=== Problem ===
Count the lines containing "Создать" in the entries underneath, and state that count without anything else.

=== Data extract ===

________________________________________

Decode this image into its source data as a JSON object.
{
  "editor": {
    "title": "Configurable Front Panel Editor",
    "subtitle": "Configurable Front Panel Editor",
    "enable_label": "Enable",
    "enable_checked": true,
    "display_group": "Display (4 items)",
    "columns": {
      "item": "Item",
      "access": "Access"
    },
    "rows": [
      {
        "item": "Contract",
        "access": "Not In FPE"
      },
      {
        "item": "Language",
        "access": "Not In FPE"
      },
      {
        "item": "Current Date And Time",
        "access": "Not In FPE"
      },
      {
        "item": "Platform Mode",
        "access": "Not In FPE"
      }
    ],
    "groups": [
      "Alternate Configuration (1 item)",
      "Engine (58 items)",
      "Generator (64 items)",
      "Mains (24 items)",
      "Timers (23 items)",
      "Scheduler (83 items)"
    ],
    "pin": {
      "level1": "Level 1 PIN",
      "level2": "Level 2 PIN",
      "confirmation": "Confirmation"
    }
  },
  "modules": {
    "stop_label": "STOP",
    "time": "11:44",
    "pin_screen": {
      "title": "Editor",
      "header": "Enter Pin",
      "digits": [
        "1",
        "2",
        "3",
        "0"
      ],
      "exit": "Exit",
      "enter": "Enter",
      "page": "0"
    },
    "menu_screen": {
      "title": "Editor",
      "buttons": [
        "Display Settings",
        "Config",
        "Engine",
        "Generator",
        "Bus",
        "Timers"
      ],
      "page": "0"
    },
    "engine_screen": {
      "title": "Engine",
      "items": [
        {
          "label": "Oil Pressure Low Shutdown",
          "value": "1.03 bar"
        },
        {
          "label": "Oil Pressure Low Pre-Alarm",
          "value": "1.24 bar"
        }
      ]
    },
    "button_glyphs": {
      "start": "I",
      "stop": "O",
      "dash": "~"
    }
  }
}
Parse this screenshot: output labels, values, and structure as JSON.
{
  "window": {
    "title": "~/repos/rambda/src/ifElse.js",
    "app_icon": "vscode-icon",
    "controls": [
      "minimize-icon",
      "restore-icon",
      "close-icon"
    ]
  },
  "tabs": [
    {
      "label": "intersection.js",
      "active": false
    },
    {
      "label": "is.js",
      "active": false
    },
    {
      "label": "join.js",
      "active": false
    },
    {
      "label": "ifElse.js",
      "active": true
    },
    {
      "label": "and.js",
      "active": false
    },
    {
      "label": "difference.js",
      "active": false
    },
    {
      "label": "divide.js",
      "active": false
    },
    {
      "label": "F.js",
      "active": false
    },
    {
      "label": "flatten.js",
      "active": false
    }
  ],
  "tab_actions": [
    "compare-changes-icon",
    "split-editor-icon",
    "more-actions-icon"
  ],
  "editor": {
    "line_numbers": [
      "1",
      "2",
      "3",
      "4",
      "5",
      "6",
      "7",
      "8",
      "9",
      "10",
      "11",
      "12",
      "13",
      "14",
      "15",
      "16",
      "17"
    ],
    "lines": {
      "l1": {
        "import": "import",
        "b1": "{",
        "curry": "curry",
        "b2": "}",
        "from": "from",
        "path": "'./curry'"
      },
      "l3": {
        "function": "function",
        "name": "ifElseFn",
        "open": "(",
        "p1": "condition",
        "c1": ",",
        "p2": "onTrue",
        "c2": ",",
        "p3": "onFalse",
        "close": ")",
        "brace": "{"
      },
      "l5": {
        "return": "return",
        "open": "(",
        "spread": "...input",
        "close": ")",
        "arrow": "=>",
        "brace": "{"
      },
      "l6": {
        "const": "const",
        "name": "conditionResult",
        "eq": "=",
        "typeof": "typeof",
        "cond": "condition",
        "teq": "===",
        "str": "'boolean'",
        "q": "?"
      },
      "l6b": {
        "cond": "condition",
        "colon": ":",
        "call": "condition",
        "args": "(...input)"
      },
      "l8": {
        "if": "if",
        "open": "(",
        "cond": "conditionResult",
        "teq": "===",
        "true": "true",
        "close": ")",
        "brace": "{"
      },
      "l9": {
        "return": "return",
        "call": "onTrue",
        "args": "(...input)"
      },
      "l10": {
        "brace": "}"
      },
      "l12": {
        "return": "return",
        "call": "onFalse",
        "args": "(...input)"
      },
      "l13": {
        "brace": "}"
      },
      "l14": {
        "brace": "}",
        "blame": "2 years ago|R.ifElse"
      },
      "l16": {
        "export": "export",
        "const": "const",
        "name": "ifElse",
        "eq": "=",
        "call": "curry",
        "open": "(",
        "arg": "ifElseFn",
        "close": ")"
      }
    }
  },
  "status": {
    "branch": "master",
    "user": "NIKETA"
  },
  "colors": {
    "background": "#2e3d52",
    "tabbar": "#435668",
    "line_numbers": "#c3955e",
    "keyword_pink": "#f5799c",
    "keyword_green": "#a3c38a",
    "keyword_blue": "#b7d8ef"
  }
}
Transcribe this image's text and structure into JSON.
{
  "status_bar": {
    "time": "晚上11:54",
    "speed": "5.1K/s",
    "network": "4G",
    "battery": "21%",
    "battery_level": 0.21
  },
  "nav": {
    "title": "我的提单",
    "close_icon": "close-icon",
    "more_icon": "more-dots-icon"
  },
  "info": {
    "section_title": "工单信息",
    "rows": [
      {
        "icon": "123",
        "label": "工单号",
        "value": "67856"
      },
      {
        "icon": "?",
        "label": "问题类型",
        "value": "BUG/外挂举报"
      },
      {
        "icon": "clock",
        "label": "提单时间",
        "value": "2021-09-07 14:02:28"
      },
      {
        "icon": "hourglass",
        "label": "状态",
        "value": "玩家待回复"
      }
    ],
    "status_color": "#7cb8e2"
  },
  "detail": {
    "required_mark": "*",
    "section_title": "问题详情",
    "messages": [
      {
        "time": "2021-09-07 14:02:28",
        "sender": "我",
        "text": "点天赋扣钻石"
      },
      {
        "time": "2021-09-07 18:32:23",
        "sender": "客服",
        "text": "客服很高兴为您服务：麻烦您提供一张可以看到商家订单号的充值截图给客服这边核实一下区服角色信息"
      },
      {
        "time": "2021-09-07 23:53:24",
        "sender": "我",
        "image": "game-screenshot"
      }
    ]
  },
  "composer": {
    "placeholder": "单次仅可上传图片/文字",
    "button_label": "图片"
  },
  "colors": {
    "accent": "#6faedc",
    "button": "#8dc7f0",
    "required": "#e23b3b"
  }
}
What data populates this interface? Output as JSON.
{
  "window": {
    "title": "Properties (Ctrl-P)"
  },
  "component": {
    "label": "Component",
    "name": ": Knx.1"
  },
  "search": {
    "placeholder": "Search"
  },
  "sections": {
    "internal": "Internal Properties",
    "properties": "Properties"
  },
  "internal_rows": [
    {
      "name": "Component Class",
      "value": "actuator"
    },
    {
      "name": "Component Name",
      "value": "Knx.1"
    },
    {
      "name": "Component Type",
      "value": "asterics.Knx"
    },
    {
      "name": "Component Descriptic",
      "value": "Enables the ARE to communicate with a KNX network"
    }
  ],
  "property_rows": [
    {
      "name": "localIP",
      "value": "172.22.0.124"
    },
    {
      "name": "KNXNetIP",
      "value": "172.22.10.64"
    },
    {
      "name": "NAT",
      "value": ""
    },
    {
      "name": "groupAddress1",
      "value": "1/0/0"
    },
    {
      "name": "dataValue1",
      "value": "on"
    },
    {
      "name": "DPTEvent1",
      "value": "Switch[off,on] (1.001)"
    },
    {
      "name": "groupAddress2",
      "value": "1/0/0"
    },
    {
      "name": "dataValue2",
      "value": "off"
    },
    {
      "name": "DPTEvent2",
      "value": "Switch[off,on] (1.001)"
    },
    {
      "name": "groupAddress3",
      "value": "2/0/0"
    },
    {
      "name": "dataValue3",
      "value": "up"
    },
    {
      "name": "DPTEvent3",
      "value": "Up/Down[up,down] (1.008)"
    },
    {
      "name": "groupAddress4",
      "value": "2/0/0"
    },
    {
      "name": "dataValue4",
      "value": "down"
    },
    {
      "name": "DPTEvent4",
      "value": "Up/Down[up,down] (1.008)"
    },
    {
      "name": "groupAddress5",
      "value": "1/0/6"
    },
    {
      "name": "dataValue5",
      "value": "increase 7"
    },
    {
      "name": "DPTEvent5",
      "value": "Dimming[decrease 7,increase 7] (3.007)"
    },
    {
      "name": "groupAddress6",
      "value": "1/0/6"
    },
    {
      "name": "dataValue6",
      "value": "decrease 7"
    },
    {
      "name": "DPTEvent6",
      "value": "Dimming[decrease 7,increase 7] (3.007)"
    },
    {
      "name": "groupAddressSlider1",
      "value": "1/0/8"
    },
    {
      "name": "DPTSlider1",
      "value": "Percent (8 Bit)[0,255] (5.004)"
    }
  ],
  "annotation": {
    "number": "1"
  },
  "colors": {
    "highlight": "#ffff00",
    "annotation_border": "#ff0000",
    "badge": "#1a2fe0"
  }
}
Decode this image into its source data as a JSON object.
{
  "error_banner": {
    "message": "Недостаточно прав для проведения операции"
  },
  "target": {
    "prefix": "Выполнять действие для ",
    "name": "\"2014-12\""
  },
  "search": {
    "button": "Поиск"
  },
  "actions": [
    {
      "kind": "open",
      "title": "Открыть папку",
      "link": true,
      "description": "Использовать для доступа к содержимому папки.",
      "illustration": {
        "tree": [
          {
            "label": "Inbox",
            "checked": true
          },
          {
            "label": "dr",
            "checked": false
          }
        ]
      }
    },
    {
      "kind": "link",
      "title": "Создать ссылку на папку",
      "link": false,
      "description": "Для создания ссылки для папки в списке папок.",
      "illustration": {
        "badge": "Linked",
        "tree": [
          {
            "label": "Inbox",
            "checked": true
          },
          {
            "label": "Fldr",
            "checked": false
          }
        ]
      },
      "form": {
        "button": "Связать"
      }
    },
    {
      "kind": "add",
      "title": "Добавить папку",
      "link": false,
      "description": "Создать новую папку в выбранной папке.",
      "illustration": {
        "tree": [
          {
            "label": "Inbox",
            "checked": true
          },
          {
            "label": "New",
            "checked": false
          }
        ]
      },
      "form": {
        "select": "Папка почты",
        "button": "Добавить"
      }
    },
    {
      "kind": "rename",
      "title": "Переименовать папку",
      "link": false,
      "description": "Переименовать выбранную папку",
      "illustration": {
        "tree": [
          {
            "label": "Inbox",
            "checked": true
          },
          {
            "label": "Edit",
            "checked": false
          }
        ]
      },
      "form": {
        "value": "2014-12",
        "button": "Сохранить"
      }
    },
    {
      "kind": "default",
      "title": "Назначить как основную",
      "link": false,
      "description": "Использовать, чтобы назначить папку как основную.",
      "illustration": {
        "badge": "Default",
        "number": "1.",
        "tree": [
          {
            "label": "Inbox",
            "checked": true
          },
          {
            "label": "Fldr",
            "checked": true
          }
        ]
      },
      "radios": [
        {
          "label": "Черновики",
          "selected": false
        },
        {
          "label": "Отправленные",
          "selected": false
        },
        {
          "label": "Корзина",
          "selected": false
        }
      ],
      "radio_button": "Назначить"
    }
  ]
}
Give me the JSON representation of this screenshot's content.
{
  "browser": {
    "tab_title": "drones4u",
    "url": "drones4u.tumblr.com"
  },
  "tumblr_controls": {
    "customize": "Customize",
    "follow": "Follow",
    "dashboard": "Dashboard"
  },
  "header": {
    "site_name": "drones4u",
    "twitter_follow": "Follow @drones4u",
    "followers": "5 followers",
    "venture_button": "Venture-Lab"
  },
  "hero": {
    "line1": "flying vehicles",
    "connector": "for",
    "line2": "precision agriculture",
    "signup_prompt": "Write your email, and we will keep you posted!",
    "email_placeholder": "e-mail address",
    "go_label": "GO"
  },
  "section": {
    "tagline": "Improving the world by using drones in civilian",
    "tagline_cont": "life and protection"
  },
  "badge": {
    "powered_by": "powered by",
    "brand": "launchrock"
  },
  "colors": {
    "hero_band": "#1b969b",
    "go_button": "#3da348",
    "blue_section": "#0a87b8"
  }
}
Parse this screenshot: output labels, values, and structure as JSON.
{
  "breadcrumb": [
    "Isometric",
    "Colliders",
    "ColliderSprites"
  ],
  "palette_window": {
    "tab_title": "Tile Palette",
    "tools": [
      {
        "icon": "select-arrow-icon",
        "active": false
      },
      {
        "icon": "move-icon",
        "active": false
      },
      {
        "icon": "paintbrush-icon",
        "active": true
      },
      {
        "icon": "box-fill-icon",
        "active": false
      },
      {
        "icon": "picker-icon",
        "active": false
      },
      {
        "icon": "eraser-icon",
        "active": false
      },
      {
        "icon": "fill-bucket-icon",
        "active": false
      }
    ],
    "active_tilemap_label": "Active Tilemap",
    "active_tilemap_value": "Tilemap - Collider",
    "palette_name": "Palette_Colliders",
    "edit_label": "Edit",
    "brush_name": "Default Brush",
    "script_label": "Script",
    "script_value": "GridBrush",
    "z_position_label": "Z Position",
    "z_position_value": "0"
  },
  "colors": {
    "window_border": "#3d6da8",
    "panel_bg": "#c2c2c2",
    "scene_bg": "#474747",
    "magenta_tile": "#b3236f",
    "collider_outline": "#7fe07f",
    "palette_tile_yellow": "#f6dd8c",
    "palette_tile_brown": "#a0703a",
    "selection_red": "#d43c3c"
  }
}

________________________________________

=== Written solution ===
2